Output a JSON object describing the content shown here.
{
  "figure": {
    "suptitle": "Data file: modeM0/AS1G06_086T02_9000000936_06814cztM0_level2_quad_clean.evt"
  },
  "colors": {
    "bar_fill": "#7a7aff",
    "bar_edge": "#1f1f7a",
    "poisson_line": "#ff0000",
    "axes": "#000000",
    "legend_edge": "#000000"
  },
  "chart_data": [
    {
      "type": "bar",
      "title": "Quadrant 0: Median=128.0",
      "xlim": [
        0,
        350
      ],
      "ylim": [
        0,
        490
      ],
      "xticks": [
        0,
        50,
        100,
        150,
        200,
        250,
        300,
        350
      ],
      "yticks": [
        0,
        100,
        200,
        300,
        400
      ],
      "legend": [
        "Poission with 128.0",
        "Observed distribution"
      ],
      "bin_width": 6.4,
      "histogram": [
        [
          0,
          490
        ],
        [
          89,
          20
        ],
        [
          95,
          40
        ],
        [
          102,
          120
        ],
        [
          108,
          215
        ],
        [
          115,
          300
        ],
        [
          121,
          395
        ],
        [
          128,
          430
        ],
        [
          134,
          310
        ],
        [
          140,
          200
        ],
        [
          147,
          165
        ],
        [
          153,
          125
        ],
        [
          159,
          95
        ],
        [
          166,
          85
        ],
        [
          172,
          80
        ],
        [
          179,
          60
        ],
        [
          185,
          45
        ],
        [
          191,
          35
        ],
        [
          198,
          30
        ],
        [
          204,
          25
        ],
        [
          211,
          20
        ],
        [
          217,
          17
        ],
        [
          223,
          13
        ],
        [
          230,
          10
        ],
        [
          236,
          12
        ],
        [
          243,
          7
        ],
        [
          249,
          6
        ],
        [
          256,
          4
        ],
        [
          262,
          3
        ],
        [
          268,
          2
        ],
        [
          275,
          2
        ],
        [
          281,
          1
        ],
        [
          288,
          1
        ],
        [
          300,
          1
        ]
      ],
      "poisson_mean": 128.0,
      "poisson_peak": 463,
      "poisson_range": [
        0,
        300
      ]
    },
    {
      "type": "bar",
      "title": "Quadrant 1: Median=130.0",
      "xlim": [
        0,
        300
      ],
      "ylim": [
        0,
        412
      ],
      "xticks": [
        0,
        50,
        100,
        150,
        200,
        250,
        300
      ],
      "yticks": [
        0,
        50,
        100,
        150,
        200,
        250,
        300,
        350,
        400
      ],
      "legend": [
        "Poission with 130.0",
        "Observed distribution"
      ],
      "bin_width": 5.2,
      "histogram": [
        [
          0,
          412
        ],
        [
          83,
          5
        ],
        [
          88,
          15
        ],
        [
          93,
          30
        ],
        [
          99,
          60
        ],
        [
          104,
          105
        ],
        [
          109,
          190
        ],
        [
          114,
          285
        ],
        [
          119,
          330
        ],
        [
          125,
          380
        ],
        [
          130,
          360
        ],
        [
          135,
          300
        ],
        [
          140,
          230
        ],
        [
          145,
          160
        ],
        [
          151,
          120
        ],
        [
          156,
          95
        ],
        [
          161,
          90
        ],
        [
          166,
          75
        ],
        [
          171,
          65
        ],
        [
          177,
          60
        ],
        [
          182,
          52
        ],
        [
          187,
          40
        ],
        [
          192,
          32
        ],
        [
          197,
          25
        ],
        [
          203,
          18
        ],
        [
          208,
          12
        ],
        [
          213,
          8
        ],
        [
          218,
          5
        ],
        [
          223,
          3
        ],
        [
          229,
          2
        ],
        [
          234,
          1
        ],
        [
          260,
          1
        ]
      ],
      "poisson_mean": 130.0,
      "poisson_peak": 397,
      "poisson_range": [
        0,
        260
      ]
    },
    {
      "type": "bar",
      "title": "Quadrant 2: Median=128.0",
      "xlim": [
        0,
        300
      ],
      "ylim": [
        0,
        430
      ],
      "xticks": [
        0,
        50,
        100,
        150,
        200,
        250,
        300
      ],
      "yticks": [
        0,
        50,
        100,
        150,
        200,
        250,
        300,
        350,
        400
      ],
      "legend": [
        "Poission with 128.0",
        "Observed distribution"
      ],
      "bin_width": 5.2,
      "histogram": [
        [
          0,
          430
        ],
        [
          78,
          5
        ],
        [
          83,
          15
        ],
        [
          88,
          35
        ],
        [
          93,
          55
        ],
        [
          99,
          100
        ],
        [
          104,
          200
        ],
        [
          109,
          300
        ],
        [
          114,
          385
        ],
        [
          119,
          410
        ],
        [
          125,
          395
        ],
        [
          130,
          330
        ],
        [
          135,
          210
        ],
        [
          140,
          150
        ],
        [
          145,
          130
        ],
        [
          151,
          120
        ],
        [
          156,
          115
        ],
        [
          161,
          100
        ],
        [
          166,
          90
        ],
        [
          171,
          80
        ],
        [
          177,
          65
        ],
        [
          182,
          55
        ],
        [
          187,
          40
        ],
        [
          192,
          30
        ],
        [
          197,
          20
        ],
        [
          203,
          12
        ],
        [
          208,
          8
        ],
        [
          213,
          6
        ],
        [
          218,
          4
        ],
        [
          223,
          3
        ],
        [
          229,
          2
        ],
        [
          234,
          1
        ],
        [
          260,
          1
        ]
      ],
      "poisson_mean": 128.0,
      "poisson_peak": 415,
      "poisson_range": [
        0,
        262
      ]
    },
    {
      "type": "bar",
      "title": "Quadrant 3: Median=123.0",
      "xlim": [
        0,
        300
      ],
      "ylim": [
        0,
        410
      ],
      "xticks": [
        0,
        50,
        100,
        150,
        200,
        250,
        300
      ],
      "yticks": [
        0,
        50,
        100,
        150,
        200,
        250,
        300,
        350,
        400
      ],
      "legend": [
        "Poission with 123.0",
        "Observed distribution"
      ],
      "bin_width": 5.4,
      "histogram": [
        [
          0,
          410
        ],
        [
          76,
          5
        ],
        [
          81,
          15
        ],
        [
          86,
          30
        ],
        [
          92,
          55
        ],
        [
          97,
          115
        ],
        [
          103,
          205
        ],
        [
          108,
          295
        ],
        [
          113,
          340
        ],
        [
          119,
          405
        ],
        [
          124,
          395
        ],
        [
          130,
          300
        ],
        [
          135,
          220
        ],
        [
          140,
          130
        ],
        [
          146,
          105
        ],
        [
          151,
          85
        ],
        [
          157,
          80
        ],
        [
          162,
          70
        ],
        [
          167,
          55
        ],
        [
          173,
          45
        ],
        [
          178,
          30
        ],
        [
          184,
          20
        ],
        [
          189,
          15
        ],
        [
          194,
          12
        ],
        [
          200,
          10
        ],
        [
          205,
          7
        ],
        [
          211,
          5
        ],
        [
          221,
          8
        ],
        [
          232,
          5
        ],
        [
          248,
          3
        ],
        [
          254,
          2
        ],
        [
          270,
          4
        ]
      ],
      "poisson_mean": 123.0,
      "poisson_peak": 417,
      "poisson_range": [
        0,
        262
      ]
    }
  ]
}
^^^^
**Directions for this task:**
Write out every line of the material again, exactly as it reads.

**Result for this task:**
Output a JSON object describing the content shown here.
{
  "figure": {
    "suptitle": "Data file: modeM0/AS1G06_086T02_9000000936_06814cztM0_level2_quad_clean.evt"
  },
  "colors": {
    "bar_fill": "#7a7aff",
    "bar_edge": "#1f1f7a",
    "poisson_line": "#ff0000",
    "axes": "#000000",
    "legend_edge": "#000000"
  },
  "chart_data": [
    {
      "type": "bar",
      "title": "Quadrant 0: Median=128.0",
      "xlim": [
        0,
        350
      ],
      "ylim": [
        0,
        490
      ],
      "xticks": [
        0,
        50,
        100,
        150,
        200,
        250,
        300,
        350
      ],
      "yticks": [
        0,
        100,
        200,
        300,
        400
      ],
      "legend": [
        "Poission with 128.0",
        "Observed distribution"
      ],
      "bin_width": 6.4,
      "histogram": [
        [
          0,
          490
        ],
        [
          89,
          20
        ],
        [
          95,
          40
        ],
        [
          102,
          120
        ],
        [
          108,
          215
        ],
        [
          115,
          300
        ],
        [
          121,
          395
        ],
        [
          128,
          430
        ],
        [
          134,
          310
        ],
        [
          140,
          200
        ],
        [
          147,
          165
        ],
        [
          153,
          125
        ],
        [
          159,
          95
        ],
        [
          166,
          85
        ],
        [
          172,
          80
        ],
        [
          179,
          60
        ],
        [
          185,
          45
        ],
        [
          191,
          35
        ],
        [
          198,
          30
        ],
        [
          204,
          25
        ],
        [
          211,
          20
        ],
        [
          217,
          17
        ],
        [
          223,
          13
        ],
        [
          230,
          10
        ],
        [
          236,
          12
        ],
        [
          243,
          7
        ],
        [
          249,
          6
        ],
        [
          256,
          4
        ],
        [
          262,
          3
        ],
        [
          268,
          2
        ],
        [
          275,
          2
        ],
        [
          281,
          1
        ],
        [
          288,
          1
        ],
        [
          300,
          1
        ]
      ],
      "poisson_mean": 128.0,
      "poisson_peak": 463,
      "poisson_range": [
        0,
        300
      ]
    },
    {
      "type": "bar",
      "title": "Quadrant 1: Median=130.0",
      "xlim": [
        0,
        300
      ],
      "ylim": [
        0,
        412
      ],
      "xticks": [
        0,
        50,
        100,
        150,
        200,
        250,
        300
      ],
      "yticks": [
        0,
        50,
        100,
        150,
        200,
        250,
        300,
        350,
        400
      ],
      "legend": [
        "Poission with 130.0",
        "Observed distribution"
      ],
      "bin_width": 5.2,
      "histogram": [
        [
          0,
          412
        ],
        [
          83,
          5
        ],
        [
          88,
          15
        ],
        [
          93,
          30
        ],
        [
          99,
          60
        ],
        [
          104,
          105
        ],
        [
          109,
          190
        ],
        [
          114,
          285
        ],
        [
          119,
          330
        ],
        [
          125,
          380
        ],
        [
          130,
          360
        ],
        [
          135,
          300
        ],
        [
          140,
          230
        ],
        [
          145,
          160
        ],
        [
          151,
          120
        ],
        [
          156,
          95
        ],
        [
          161,
          90
        ],
        [
          166,
          75
        ],
        [
          171,
          65
        ],
        [
          177,
          60
        ],
        [
          182,
          52
        ],
        [
          187,
          40
        ],
        [
          192,
          32
        ],
        [
          197,
          25
        ],
        [
          203,
          18
        ],
        [
          208,
          12
        ],
        [
          213,
          8
        ],
        [
          218,
          5
        ],
        [
          223,
          3
        ],
        [
          229,
          2
        ],
        [
          234,
          1
        ],
        [
          260,
          1
        ]
      ],
      "poisson_mean": 130.0,
      "poisson_peak": 397,
      "poisson_range": [
        0,
        260
      ]
    },
    {
      "type": "bar",
      "title": "Quadrant 2: Median=128.0",
      "xlim": [
        0,
        300
      ],
      "ylim": [
        0,
        430
      ],
      "xticks": [
        0,
        50,
        100,
        150,
        200,
        250,
        300
      ],
      "yticks": [
        0,
        50,
        100,
        150,
        200,
        250,
        300,
        350,
        400
      ],
      "legend": [
        "Poission with 128.0",
        "Observed distribution"
      ],
      "bin_width": 5.2,
      "histogram": [
        [
          0,
          430
        ],
        [
          78,
          5
        ],
        [
          83,
          15
        ],
        [
          88,
          35
        ],
        [
          93,
          55
        ],
        [
          99,
          100
        ],
        [
          104,
          200
        ],
        [
          109,
          300
        ],
        [
          114,
          385
        ],
        [
          119,
          410
        ],
        [
          125,
          395
        ],
        [
          130,
          330
        ],
        [
          135,
          210
        ],
        [
          140,
          150
        ],
        [
          145,
          130
        ],
        [
          151,
          120
        ],
        [
          156,
          115
        ],
        [
          161,
          100
        ],
        [
          166,
          90
        ],
        [
          171,
          80
        ],
        [
          177,
          65
        ],
        [
          182,
          55
        ],
        [
          187,
          40
        ],
        [
          192,
          30
        ],
        [
          197,
          20
        ],
        [
          203,
          12
        ],
        [
          208,
          8
        ],
        [
          213,
          6
        ],
        [
          218,
          4
        ],
        [
          223,
          3
        ],
        [
          229,
          2
        ],
        [
          234,
          1
        ],
        [
          260,
          1
        ]
      ],
      "poisson_mean": 128.0,
      "poisson_peak": 415,
      "poisson_range": [
        0,
        262
      ]
    },
    {
      "type": "bar",
      "title": "Quadrant 3: Median=123.0",
      "xlim": [
        0,
        300
      ],
      "ylim": [
        0,
        410
      ],
      "xticks": [
        0,
        50,
        100,
        150,
        200,
        250,
        300
      ],
      "yticks": [
        0,
        50,
        100,
        150,
        200,
        250,
        300,
        350,
        400
      ],
      "legend": [
        "Poission with 123.0",
        "Observed distribution"
      ],
      "bin_width": 5.4,
      "histogram": [
        [
          0,
          410
        ],
        [
          76,
          5
        ],
        [
          81,
          15
        ],
        [
          86,
          30
        ],
        [
          92,
          55
        ],
        [
          97,
          115
        ],
        [
          103,
          205
        ],
        [
          108,
          295
        ],
        [
          113,
          340
        ],
        [
          119,
          405
        ],
        [
          124,
          395
        ],
        [
          130,
          300
        ],
        [
          135,
          220
        ],
        [
          140,
          130
        ],
        [
          146,
          105
        ],
        [
          151,
          85
        ],
        [
          157,
          80
        ],
        [
          162,
          70
        ],
        [
          167,
          55
        ],
        [
          173,
          45
        ],
        [
          178,
          30
        ],
        [
          184,
          20
        ],
        [
          189,
          15
        ],
        [
          194,
          12
        ],
        [
          200,
          10
        ],
        [
          205,
          7
        ],
        [
          211,
          5
        ],
        [
          221,
          8
        ],
        [
          232,
          5
        ],
        [
          248,
          3
        ],
        [
          254,
          2
        ],
        [
          270,
          4
        ]
      ],
      "poisson_mean": 123.0,
      "poisson_peak": 417,
      "poisson_range": [
        0,
        262
      ]
    }
  ]
}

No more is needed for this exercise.